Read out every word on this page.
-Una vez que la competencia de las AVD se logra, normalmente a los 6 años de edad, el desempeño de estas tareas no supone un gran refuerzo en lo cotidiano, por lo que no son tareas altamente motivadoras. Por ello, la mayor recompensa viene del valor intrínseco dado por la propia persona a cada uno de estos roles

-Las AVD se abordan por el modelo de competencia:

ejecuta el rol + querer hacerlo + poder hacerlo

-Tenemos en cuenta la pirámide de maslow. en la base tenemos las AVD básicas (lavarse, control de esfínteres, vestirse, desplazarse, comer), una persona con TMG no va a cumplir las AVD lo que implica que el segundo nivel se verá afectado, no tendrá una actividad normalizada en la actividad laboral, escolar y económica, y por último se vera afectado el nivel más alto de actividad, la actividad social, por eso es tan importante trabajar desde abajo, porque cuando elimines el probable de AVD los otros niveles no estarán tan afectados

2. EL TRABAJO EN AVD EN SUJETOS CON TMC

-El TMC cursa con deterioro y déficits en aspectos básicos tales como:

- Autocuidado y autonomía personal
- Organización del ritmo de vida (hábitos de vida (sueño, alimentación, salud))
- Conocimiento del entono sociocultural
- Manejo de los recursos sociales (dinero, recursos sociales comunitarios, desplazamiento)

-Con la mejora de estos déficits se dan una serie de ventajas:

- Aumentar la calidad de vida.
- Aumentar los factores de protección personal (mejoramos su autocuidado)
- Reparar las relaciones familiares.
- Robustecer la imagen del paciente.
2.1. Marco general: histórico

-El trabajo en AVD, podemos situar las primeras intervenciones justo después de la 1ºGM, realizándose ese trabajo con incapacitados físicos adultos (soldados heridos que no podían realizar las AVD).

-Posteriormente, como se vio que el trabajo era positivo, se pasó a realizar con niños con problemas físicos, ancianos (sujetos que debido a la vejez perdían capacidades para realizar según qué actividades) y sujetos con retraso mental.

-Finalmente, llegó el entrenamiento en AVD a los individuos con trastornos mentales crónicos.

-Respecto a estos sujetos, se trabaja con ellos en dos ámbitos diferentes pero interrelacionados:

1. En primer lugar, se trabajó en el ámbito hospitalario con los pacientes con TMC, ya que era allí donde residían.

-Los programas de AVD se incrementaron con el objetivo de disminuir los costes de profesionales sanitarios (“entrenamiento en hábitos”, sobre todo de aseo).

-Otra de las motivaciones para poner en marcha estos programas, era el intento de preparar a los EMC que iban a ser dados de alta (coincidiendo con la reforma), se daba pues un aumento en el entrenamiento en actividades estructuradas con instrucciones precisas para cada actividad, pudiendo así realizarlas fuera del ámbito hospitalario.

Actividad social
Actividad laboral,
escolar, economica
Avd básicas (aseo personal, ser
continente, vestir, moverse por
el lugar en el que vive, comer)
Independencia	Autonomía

================================

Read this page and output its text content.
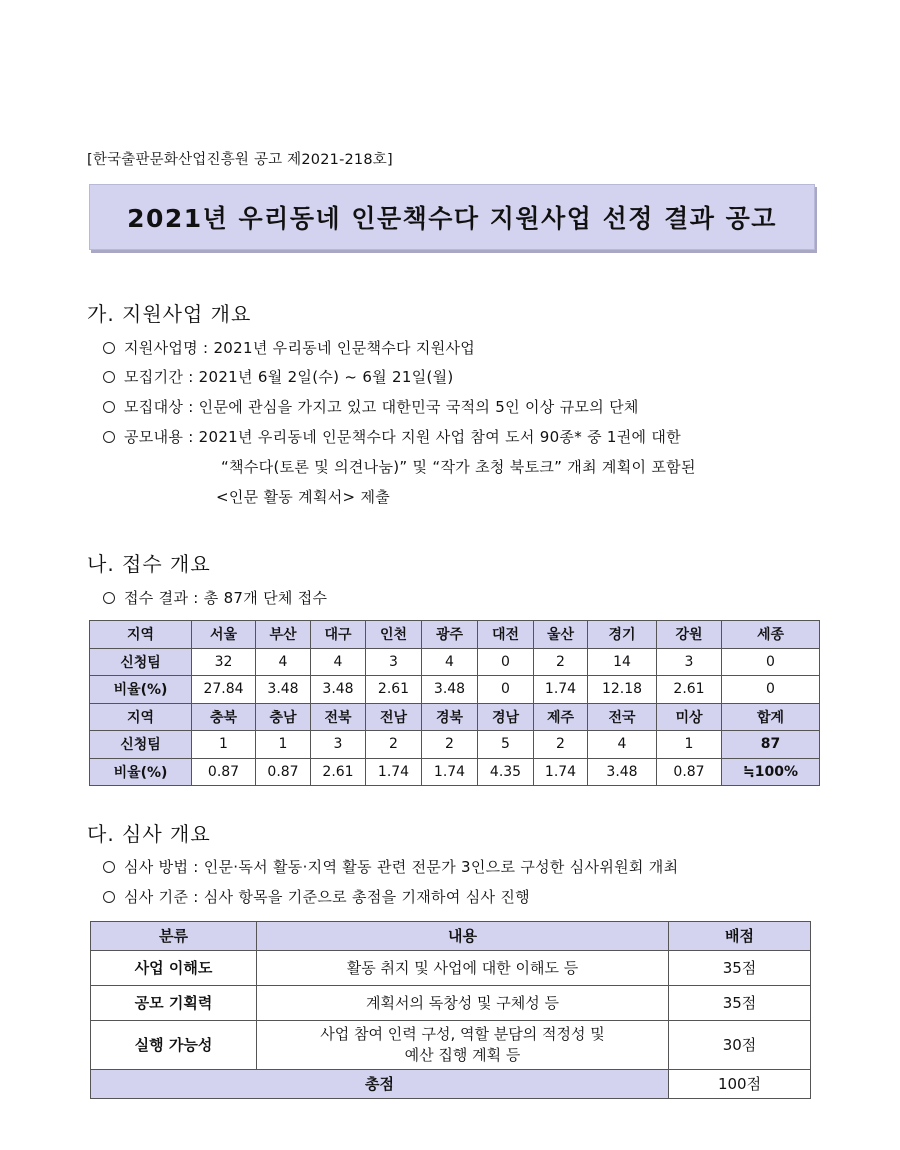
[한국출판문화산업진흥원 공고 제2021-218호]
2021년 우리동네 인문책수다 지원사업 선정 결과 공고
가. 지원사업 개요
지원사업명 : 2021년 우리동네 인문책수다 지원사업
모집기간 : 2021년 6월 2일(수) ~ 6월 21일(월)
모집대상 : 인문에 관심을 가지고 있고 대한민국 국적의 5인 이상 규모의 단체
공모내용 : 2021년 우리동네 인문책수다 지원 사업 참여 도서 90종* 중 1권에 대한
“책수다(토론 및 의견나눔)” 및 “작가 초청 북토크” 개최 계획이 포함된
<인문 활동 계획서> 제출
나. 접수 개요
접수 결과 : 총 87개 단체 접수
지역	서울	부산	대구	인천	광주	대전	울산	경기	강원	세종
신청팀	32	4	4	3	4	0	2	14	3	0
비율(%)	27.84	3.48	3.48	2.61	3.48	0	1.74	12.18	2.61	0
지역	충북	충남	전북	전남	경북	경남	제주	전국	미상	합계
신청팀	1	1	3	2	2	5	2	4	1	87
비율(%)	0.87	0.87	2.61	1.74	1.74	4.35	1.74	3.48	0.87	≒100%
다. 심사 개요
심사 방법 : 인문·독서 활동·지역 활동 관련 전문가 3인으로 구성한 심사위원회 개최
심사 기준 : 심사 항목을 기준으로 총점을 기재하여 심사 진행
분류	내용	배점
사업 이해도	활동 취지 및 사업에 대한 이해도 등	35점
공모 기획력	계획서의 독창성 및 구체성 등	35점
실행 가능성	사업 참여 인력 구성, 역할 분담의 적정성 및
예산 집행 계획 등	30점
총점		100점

================================

• Goal: Pick out the lines above containing the word "básicas", then copy them.

• Worked solution:
-Tenemos en cuenta la pirámide de maslow. en la base tenemos las AVD básicas (lavarse, control de esfínteres, vestirse, desplazarse, comer), una persona con TMG no va a cumplir las AVD lo que implica que el segundo nivel se verá afectado, no tendrá una actividad normalizada en la actividad laboral, escolar y económica, y por último se vera afectado el nivel más alto de actividad, la actividad social, por eso es tan importante trabajar desde abajo, porque cuando elimines el probable de AVD los otros niveles no estarán tan afectados
Avd básicas (aseo personal, ser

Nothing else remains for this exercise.